WHAT TO DO: Copy out the records in full, word for word, without pictures.

__________

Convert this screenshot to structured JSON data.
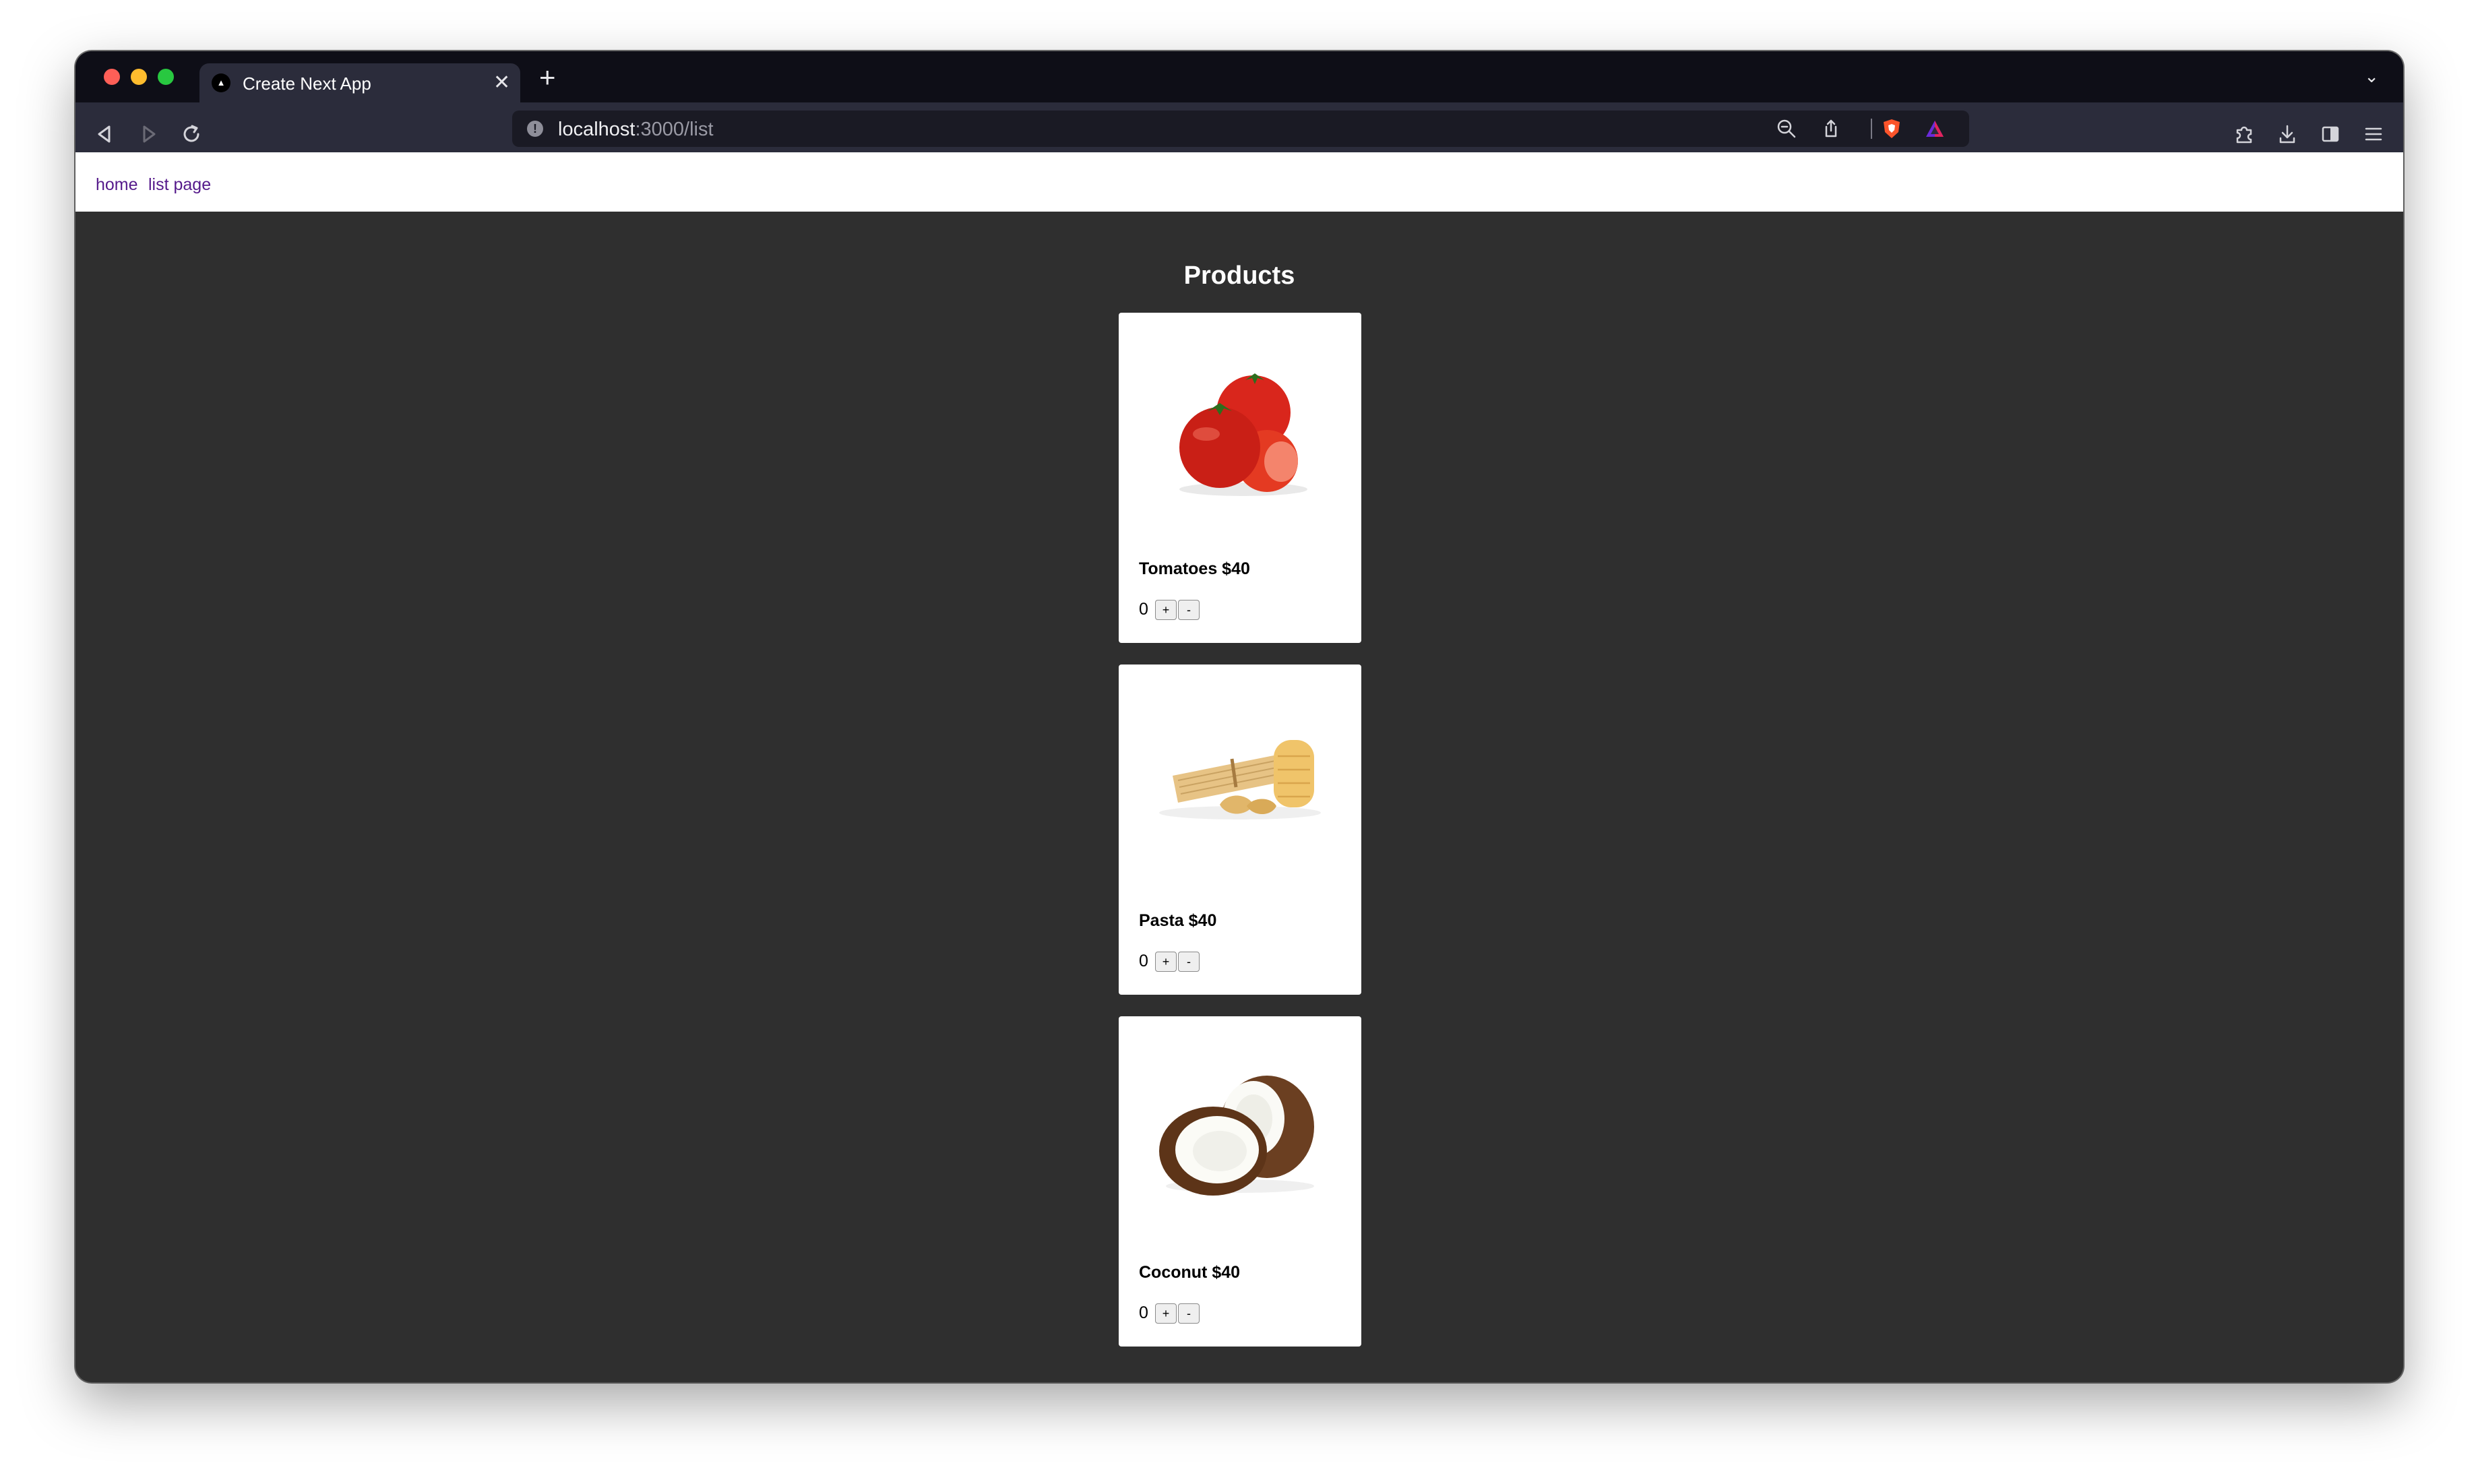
{
  "browser": {
    "tab": {
      "title": "Create Next App",
      "favicon": "next-logo-icon",
      "close": "✕"
    },
    "new_tab": "+",
    "tab_menu": "⌄",
    "url": {
      "host": "localhost",
      "path": ":3000/list"
    }
  },
  "nav": {
    "home": "home",
    "list_page": "list page"
  },
  "page": {
    "heading": "Products"
  },
  "products": [
    {
      "title": "Tomatoes $40",
      "quantity": "0",
      "plus": "+",
      "minus": "-",
      "image": "tomatoes"
    },
    {
      "title": "Pasta $40",
      "quantity": "0",
      "plus": "+",
      "minus": "-",
      "image": "pasta"
    },
    {
      "title": "Coconut $40",
      "quantity": "0",
      "plus": "+",
      "minus": "-",
      "image": "coconut"
    }
  ],
  "colors": {
    "page_background": "#2f2f2f",
    "titlebar": "#0e0e17",
    "toolbar": "#2b2c3b",
    "link": "#551a8b",
    "brave_shield": "#fb542b"
  }
}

__________

TASK RESPONSE:
Convert this screenshot to structured JSON data.
{
  "browser": {
    "tab": {
      "title": "Create Next App",
      "favicon": "next-logo-icon",
      "close": "✕"
    },
    "new_tab": "+",
    "tab_menu": "⌄",
    "url": {
      "host": "localhost",
      "path": ":3000/list"
    }
  },
  "nav": {
    "home": "home",
    "list_page": "list page"
  },
  "page": {
    "heading": "Products"
  },
  "products": [
    {
      "title": "Tomatoes $40",
      "quantity": "0",
      "plus": "+",
      "minus": "-",
      "image": "tomatoes"
    },
    {
      "title": "Pasta $40",
      "quantity": "0",
      "plus": "+",
      "minus": "-",
      "image": "pasta"
    },
    {
      "title": "Coconut $40",
      "quantity": "0",
      "plus": "+",
      "minus": "-",
      "image": "coconut"
    }
  ],
  "colors": {
    "page_background": "#2f2f2f",
    "titlebar": "#0e0e17",
    "toolbar": "#2b2c3b",
    "link": "#551a8b",
    "brave_shield": "#fb542b"
  }
}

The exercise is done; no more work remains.